EXERCISE MATERIALS:
____

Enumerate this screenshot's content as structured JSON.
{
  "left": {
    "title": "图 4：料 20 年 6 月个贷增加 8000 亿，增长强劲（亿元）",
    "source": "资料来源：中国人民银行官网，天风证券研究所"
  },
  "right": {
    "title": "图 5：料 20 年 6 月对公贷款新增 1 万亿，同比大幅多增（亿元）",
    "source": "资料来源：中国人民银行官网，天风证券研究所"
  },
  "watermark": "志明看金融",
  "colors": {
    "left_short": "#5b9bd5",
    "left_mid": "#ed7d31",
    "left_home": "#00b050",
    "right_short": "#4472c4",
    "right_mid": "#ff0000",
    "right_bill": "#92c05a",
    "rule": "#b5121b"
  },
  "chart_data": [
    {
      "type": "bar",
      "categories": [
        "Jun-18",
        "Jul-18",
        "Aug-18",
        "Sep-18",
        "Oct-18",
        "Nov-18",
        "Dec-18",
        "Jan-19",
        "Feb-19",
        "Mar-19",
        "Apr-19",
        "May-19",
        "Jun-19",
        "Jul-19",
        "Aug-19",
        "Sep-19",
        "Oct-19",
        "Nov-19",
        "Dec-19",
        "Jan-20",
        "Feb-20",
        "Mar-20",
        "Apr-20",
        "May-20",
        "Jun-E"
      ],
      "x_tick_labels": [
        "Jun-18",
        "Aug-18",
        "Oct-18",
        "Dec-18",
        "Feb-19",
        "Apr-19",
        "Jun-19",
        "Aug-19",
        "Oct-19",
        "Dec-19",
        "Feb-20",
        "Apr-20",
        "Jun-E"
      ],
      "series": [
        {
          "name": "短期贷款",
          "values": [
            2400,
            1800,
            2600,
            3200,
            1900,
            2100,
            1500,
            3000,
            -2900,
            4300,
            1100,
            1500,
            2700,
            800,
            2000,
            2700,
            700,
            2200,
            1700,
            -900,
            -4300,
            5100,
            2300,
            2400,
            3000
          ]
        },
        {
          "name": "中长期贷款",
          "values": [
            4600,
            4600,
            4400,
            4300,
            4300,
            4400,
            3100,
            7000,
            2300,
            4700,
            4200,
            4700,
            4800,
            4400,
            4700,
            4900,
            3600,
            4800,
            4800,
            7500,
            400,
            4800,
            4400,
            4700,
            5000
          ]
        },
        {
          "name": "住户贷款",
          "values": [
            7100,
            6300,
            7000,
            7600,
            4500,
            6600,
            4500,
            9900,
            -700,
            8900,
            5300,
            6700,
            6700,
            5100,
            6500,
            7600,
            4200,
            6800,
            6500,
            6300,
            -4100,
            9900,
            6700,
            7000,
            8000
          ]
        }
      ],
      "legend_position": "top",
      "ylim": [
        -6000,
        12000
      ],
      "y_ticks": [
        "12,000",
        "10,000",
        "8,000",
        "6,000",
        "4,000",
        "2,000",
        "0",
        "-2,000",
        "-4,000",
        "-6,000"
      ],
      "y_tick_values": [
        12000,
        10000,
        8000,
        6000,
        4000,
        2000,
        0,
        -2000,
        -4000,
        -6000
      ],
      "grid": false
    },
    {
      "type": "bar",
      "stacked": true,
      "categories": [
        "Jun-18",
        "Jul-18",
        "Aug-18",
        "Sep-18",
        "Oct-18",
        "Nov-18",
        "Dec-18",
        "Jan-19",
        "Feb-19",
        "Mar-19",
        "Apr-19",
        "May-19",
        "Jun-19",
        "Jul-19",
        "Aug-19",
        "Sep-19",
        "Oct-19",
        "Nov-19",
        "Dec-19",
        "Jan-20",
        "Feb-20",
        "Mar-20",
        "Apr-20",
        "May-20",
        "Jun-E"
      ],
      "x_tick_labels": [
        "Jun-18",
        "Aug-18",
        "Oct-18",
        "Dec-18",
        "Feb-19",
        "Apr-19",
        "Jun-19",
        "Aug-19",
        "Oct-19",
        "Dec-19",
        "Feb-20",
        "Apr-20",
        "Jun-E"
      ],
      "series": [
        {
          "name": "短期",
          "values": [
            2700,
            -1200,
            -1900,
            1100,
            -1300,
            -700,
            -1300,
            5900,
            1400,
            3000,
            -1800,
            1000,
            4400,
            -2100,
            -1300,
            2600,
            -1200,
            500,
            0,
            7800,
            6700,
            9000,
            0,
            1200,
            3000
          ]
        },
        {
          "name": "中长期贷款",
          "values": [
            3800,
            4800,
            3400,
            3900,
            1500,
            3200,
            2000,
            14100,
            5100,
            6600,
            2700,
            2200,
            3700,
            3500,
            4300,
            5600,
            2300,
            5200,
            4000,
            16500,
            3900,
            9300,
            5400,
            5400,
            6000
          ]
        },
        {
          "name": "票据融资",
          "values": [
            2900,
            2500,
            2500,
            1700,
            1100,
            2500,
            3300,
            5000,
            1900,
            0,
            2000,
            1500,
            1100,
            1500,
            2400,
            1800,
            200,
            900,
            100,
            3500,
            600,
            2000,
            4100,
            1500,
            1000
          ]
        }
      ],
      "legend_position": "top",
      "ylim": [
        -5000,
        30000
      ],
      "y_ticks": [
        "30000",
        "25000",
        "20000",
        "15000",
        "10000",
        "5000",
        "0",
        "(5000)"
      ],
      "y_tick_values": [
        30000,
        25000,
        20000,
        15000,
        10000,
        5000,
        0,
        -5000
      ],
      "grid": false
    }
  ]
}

____

REQUEST: Type out the material again exactly as presented.

COMPLETE RESPONSE:
Enumerate this screenshot's content as structured JSON.
{
  "left": {
    "title": "图 4：料 20 年 6 月个贷增加 8000 亿，增长强劲（亿元）",
    "source": "资料来源：中国人民银行官网，天风证券研究所"
  },
  "right": {
    "title": "图 5：料 20 年 6 月对公贷款新增 1 万亿，同比大幅多增（亿元）",
    "source": "资料来源：中国人民银行官网，天风证券研究所"
  },
  "watermark": "志明看金融",
  "colors": {
    "left_short": "#5b9bd5",
    "left_mid": "#ed7d31",
    "left_home": "#00b050",
    "right_short": "#4472c4",
    "right_mid": "#ff0000",
    "right_bill": "#92c05a",
    "rule": "#b5121b"
  },
  "chart_data": [
    {
      "type": "bar",
      "categories": [
        "Jun-18",
        "Jul-18",
        "Aug-18",
        "Sep-18",
        "Oct-18",
        "Nov-18",
        "Dec-18",
        "Jan-19",
        "Feb-19",
        "Mar-19",
        "Apr-19",
        "May-19",
        "Jun-19",
        "Jul-19",
        "Aug-19",
        "Sep-19",
        "Oct-19",
        "Nov-19",
        "Dec-19",
        "Jan-20",
        "Feb-20",
        "Mar-20",
        "Apr-20",
        "May-20",
        "Jun-E"
      ],
      "x_tick_labels": [
        "Jun-18",
        "Aug-18",
        "Oct-18",
        "Dec-18",
        "Feb-19",
        "Apr-19",
        "Jun-19",
        "Aug-19",
        "Oct-19",
        "Dec-19",
        "Feb-20",
        "Apr-20",
        "Jun-E"
      ],
      "series": [
        {
          "name": "短期贷款",
          "values": [
            2400,
            1800,
            2600,
            3200,
            1900,
            2100,
            1500,
            3000,
            -2900,
            4300,
            1100,
            1500,
            2700,
            800,
            2000,
            2700,
            700,
            2200,
            1700,
            -900,
            -4300,
            5100,
            2300,
            2400,
            3000
          ]
        },
        {
          "name": "中长期贷款",
          "values": [
            4600,
            4600,
            4400,
            4300,
            4300,
            4400,
            3100,
            7000,
            2300,
            4700,
            4200,
            4700,
            4800,
            4400,
            4700,
            4900,
            3600,
            4800,
            4800,
            7500,
            400,
            4800,
            4400,
            4700,
            5000
          ]
        },
        {
          "name": "住户贷款",
          "values": [
            7100,
            6300,
            7000,
            7600,
            4500,
            6600,
            4500,
            9900,
            -700,
            8900,
            5300,
            6700,
            6700,
            5100,
            6500,
            7600,
            4200,
            6800,
            6500,
            6300,
            -4100,
            9900,
            6700,
            7000,
            8000
          ]
        }
      ],
      "legend_position": "top",
      "ylim": [
        -6000,
        12000
      ],
      "y_ticks": [
        "12,000",
        "10,000",
        "8,000",
        "6,000",
        "4,000",
        "2,000",
        "0",
        "-2,000",
        "-4,000",
        "-6,000"
      ],
      "y_tick_values": [
        12000,
        10000,
        8000,
        6000,
        4000,
        2000,
        0,
        -2000,
        -4000,
        -6000
      ],
      "grid": false
    },
    {
      "type": "bar",
      "stacked": true,
      "categories": [
        "Jun-18",
        "Jul-18",
        "Aug-18",
        "Sep-18",
        "Oct-18",
        "Nov-18",
        "Dec-18",
        "Jan-19",
        "Feb-19",
        "Mar-19",
        "Apr-19",
        "May-19",
        "Jun-19",
        "Jul-19",
        "Aug-19",
        "Sep-19",
        "Oct-19",
        "Nov-19",
        "Dec-19",
        "Jan-20",
        "Feb-20",
        "Mar-20",
        "Apr-20",
        "May-20",
        "Jun-E"
      ],
      "x_tick_labels": [
        "Jun-18",
        "Aug-18",
        "Oct-18",
        "Dec-18",
        "Feb-19",
        "Apr-19",
        "Jun-19",
        "Aug-19",
        "Oct-19",
        "Dec-19",
        "Feb-20",
        "Apr-20",
        "Jun-E"
      ],
      "series": [
        {
          "name": "短期",
          "values": [
            2700,
            -1200,
            -1900,
            1100,
            -1300,
            -700,
            -1300,
            5900,
            1400,
            3000,
            -1800,
            1000,
            4400,
            -2100,
            -1300,
            2600,
            -1200,
            500,
            0,
            7800,
            6700,
            9000,
            0,
            1200,
            3000
          ]
        },
        {
          "name": "中长期贷款",
          "values": [
            3800,
            4800,
            3400,
            3900,
            1500,
            3200,
            2000,
            14100,
            5100,
            6600,
            2700,
            2200,
            3700,
            3500,
            4300,
            5600,
            2300,
            5200,
            4000,
            16500,
            3900,
            9300,
            5400,
            5400,
            6000
          ]
        },
        {
          "name": "票据融资",
          "values": [
            2900,
            2500,
            2500,
            1700,
            1100,
            2500,
            3300,
            5000,
            1900,
            0,
            2000,
            1500,
            1100,
            1500,
            2400,
            1800,
            200,
            900,
            100,
            3500,
            600,
            2000,
            4100,
            1500,
            1000
          ]
        }
      ],
      "legend_position": "top",
      "ylim": [
        -5000,
        30000
      ],
      "y_ticks": [
        "30000",
        "25000",
        "20000",
        "15000",
        "10000",
        "5000",
        "0",
        "(5000)"
      ],
      "y_tick_values": [
        30000,
        25000,
        20000,
        15000,
        10000,
        5000,
        0,
        -5000
      ],
      "grid": false
    }
  ]
}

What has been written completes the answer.